(Raw records)
begin
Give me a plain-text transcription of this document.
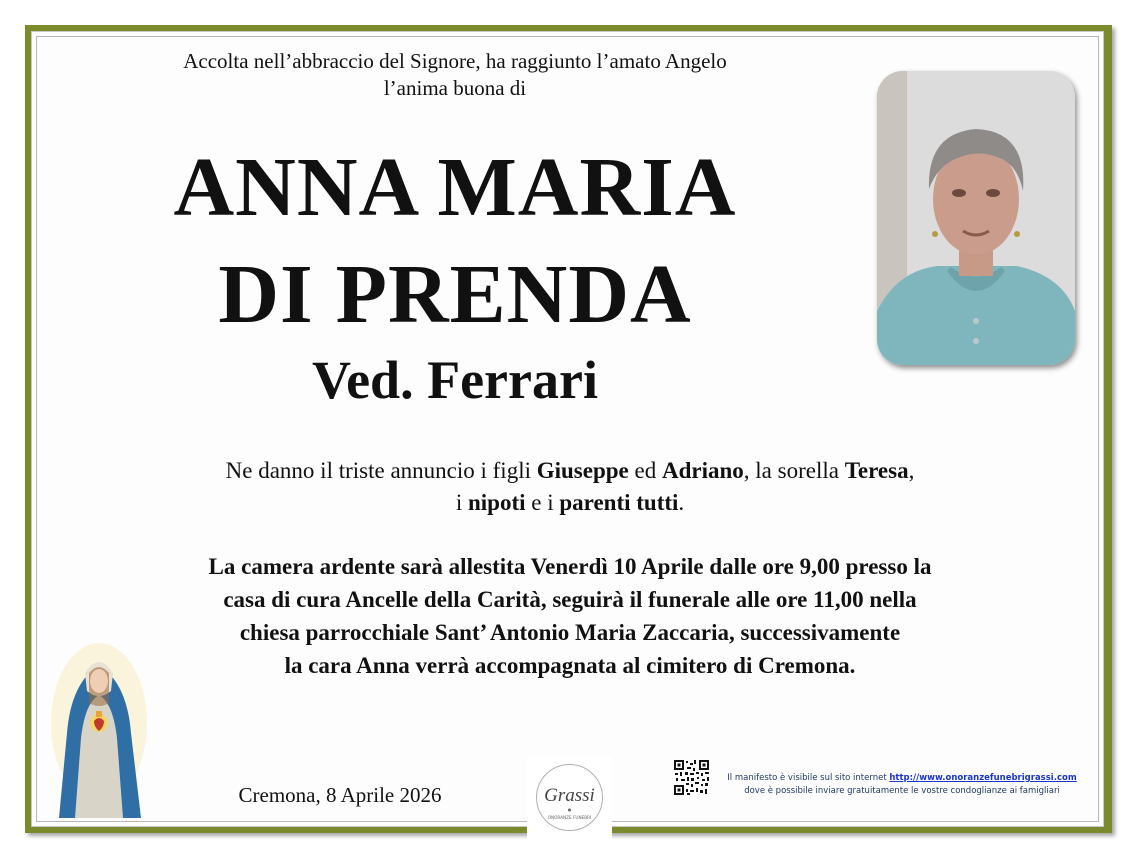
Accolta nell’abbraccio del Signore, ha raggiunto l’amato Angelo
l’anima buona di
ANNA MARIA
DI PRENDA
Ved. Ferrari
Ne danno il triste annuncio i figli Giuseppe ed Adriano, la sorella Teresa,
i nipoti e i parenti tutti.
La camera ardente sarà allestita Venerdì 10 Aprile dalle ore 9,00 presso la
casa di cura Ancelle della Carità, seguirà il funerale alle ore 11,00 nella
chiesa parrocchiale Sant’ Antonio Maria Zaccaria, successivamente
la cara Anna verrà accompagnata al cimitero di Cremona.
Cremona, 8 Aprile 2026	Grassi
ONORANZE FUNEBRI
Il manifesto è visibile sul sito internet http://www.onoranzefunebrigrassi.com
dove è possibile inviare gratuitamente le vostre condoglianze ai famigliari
end
begin
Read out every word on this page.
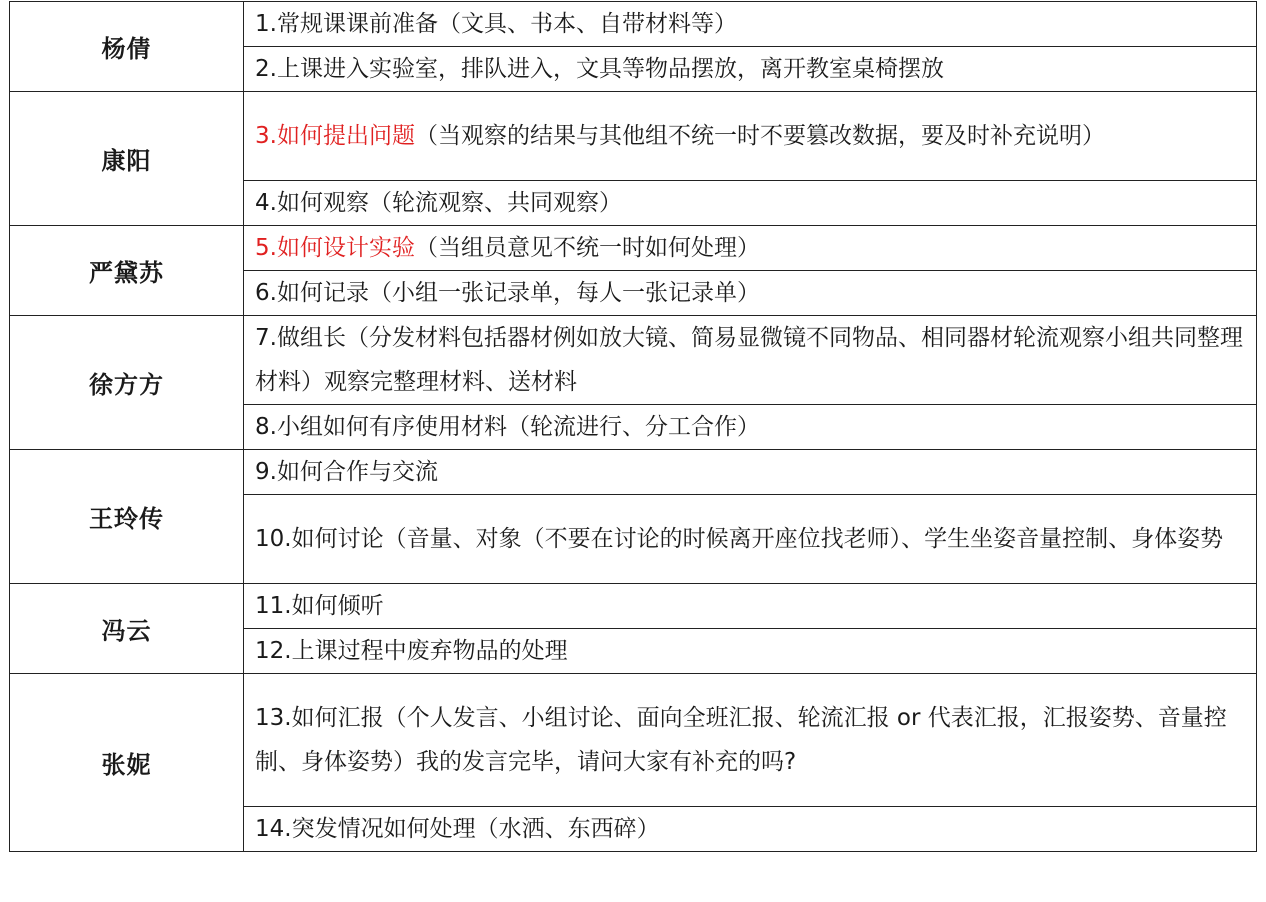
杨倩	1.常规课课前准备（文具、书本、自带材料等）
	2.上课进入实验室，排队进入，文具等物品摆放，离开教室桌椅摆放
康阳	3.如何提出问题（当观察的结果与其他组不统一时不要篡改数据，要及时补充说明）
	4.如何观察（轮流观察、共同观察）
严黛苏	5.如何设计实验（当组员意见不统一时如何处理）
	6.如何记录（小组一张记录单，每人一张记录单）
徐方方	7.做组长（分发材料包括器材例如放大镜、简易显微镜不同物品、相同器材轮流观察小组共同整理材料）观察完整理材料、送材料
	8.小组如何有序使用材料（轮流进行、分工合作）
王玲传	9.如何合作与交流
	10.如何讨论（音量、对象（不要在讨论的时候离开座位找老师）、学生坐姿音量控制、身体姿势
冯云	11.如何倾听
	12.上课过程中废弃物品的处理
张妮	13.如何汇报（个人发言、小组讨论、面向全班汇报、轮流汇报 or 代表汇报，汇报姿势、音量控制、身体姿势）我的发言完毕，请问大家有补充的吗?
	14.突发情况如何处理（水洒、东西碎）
end
### Direction
Gather each line in these records that contains the string "Cremona".

### Reply to the task
la cara Anna verrà accompagnata al cimitero di Cremona.
Cremona, 8 Aprile 2026	Grassi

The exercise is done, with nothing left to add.